## START SUPPLIED RECORDS

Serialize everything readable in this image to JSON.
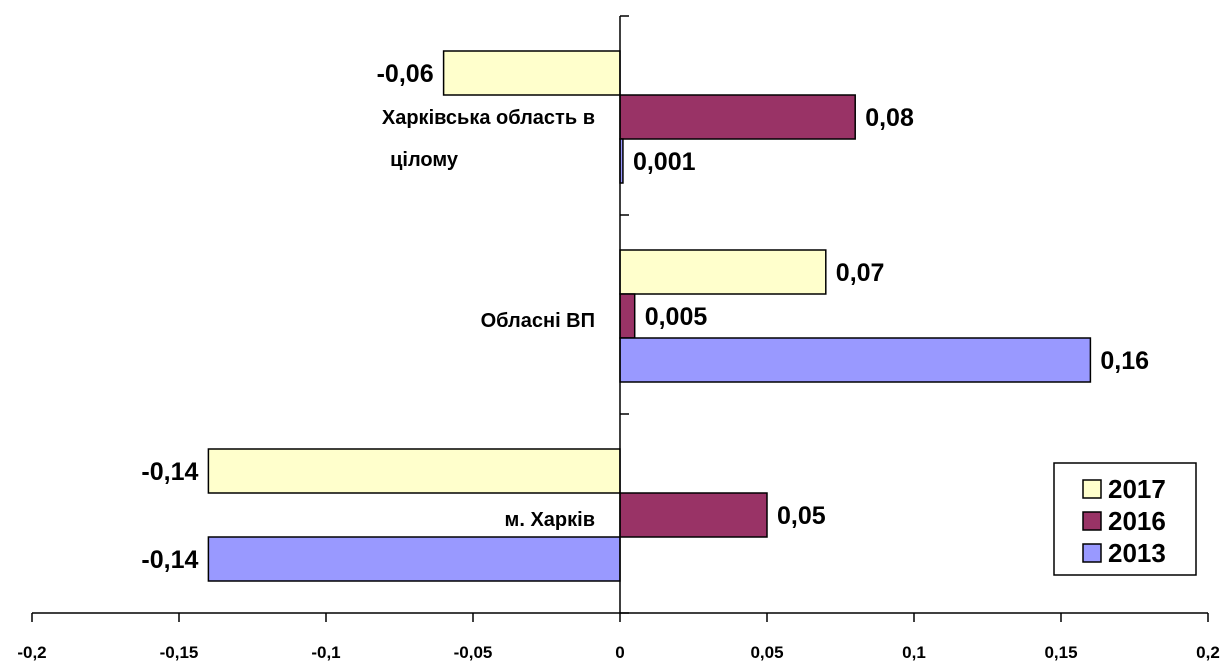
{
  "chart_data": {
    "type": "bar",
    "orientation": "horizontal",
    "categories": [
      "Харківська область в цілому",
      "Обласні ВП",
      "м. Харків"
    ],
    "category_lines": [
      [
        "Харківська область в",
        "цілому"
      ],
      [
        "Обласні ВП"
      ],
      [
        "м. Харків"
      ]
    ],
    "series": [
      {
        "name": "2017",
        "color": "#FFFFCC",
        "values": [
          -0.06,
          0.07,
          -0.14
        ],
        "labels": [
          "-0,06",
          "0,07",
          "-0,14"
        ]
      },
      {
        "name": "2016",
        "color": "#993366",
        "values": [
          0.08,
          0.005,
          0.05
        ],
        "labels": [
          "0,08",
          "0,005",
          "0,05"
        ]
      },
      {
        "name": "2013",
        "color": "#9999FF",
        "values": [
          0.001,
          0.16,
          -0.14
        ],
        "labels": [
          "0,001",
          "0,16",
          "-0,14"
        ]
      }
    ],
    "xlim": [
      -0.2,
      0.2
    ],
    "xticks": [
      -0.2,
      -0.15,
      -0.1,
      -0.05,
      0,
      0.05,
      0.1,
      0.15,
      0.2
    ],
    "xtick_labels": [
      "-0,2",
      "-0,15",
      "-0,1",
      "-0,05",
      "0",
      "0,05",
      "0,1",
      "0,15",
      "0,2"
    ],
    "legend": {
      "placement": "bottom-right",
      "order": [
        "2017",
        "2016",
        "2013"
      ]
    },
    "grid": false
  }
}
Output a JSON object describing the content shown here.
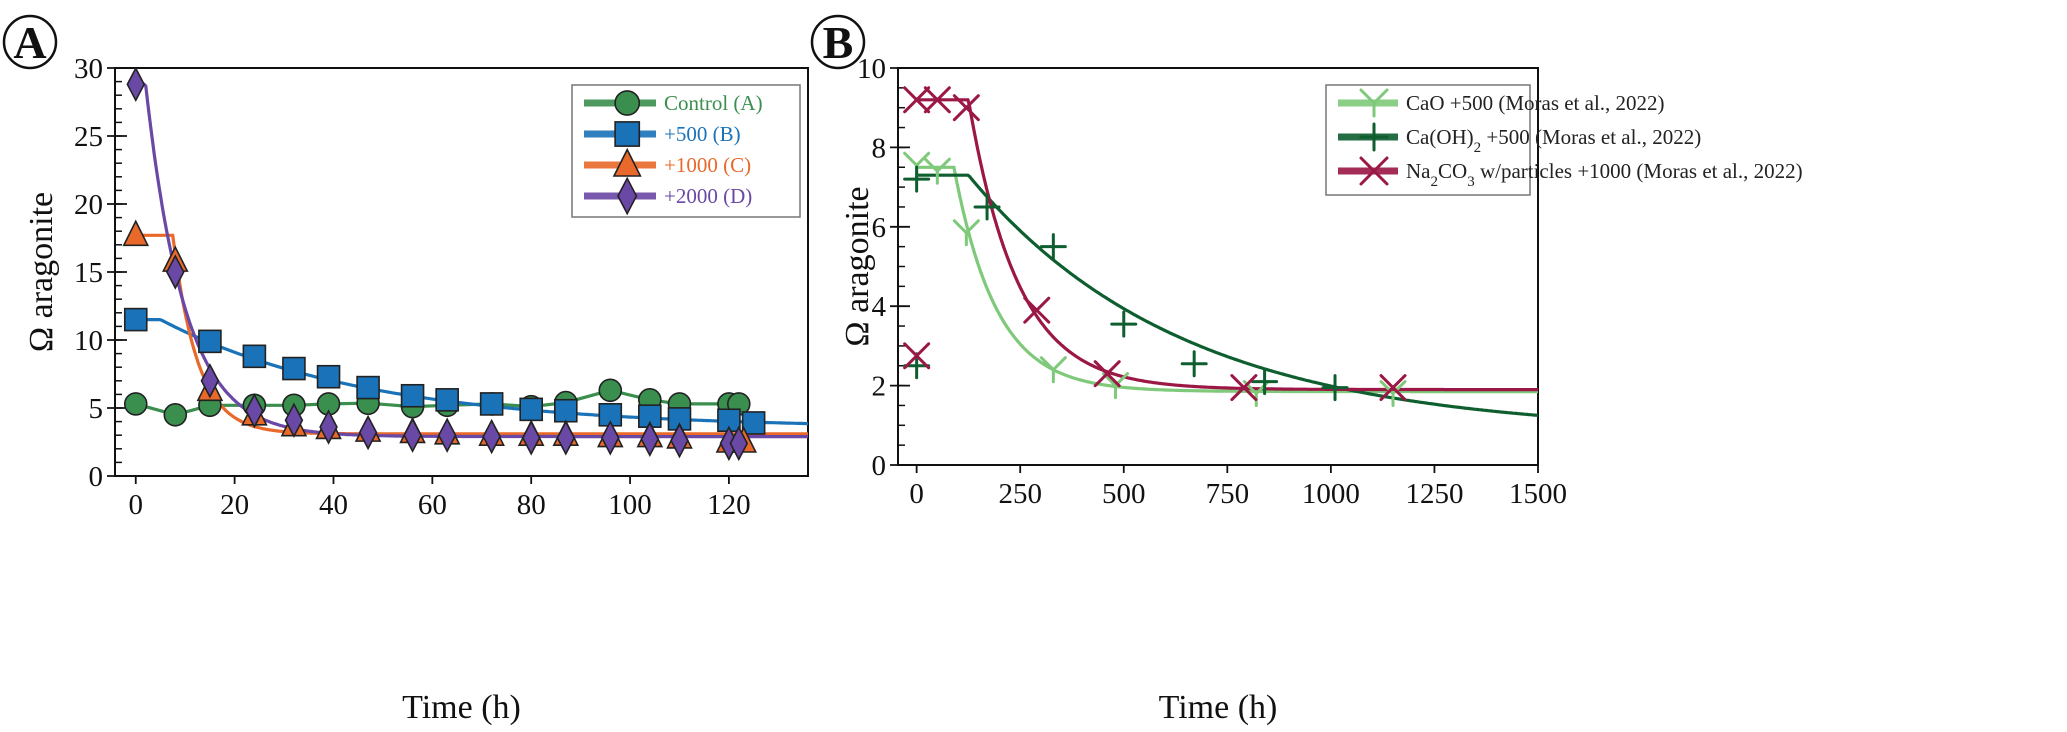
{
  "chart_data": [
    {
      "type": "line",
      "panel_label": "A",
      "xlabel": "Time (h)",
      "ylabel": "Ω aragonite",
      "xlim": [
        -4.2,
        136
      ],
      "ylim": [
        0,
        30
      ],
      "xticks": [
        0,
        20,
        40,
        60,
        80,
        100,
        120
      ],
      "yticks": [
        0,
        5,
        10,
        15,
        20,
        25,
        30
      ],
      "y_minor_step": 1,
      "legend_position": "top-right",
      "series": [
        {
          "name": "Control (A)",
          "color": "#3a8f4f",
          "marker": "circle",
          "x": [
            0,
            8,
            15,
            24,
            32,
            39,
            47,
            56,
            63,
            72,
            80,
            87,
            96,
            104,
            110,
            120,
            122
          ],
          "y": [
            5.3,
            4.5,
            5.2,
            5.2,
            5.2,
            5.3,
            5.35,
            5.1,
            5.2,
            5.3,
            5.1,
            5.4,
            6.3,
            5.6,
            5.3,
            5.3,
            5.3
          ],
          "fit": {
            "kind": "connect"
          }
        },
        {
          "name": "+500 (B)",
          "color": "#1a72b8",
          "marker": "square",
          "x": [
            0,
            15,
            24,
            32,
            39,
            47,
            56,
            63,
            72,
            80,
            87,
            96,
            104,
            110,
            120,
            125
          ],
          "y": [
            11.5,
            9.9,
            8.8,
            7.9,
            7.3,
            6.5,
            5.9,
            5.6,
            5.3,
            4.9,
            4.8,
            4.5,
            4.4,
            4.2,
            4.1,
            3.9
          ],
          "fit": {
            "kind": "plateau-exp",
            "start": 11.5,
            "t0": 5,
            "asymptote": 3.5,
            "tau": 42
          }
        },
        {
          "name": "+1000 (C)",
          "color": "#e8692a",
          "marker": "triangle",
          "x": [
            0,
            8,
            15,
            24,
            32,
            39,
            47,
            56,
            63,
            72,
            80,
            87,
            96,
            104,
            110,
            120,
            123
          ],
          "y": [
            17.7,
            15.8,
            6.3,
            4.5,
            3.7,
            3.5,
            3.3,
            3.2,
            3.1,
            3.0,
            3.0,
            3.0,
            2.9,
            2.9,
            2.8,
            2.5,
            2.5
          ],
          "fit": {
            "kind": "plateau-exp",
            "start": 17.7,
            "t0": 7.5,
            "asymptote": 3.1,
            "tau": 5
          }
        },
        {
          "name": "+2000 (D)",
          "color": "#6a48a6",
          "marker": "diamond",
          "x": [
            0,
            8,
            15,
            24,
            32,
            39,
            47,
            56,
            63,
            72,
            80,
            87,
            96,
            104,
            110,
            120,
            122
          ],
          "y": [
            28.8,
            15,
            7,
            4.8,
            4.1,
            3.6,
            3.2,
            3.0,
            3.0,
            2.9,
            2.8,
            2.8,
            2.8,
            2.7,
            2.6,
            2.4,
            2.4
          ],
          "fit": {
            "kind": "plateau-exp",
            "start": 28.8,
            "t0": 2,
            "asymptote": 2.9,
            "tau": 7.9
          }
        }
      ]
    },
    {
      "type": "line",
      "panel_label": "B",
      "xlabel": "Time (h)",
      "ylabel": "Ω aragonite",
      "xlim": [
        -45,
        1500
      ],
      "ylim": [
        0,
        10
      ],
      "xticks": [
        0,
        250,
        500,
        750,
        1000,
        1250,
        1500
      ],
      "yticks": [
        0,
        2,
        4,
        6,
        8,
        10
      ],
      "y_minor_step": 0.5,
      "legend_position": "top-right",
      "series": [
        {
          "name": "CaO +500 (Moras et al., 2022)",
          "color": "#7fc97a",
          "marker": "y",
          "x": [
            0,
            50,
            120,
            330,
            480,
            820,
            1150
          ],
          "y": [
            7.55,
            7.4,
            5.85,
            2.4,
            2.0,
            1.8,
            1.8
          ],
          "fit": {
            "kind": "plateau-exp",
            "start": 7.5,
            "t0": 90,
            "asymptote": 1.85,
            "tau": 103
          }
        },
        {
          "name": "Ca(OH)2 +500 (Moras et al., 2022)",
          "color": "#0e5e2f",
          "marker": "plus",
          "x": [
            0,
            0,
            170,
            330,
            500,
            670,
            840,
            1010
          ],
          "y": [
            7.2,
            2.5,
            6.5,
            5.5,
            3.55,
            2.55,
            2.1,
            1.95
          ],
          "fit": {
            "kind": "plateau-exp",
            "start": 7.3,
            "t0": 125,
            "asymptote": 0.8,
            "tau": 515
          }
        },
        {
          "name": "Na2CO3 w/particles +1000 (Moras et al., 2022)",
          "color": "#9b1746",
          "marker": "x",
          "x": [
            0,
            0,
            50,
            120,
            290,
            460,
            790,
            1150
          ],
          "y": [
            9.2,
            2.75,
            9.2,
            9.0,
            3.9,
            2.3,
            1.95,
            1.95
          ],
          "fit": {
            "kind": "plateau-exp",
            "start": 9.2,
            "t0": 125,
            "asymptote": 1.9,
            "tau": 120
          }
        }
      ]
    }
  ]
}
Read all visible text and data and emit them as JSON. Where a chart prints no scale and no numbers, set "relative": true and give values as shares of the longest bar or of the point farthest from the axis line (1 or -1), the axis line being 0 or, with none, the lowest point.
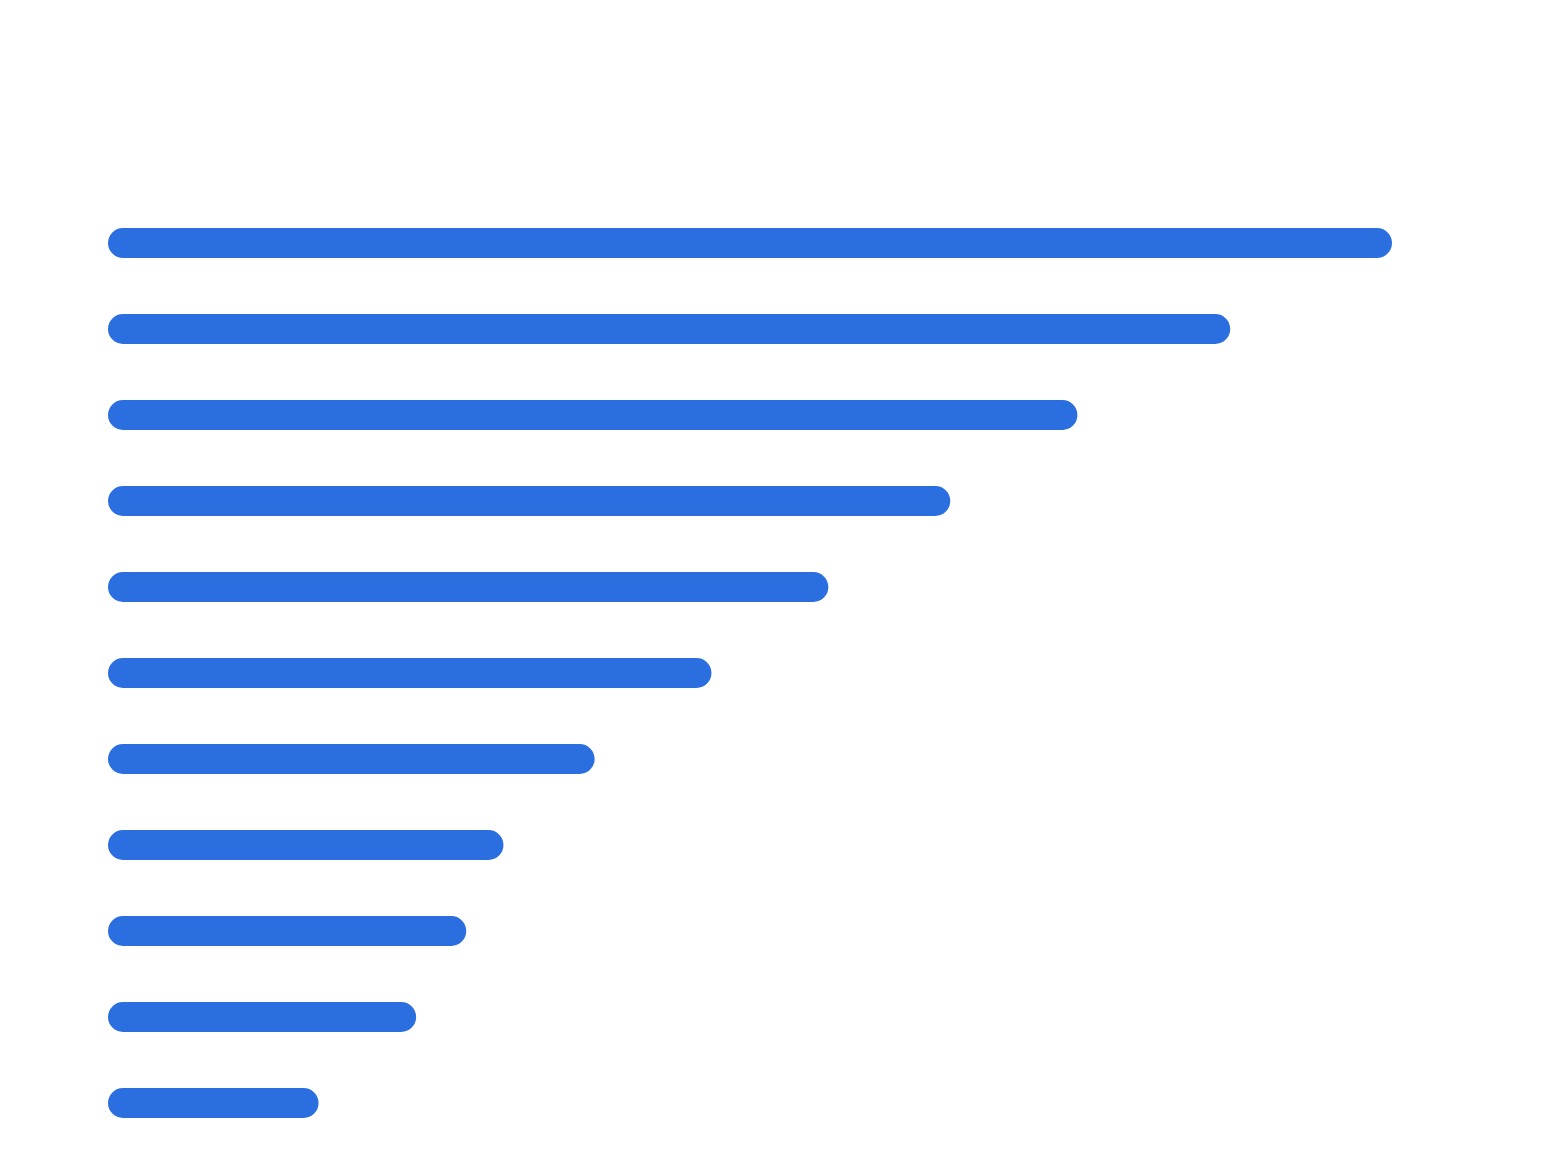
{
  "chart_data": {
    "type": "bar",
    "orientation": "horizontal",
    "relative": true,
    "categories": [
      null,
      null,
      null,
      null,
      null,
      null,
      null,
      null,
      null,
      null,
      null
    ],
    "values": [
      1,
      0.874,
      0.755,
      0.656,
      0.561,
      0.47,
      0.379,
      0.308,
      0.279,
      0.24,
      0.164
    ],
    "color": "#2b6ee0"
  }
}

## END SUPPLIED RECORDS

Each line in the entries above that includes the string "цілому" should be extracted.

— RESULT OF THE EXERCISE —
      "Харківська область в цілому",
        "цілому"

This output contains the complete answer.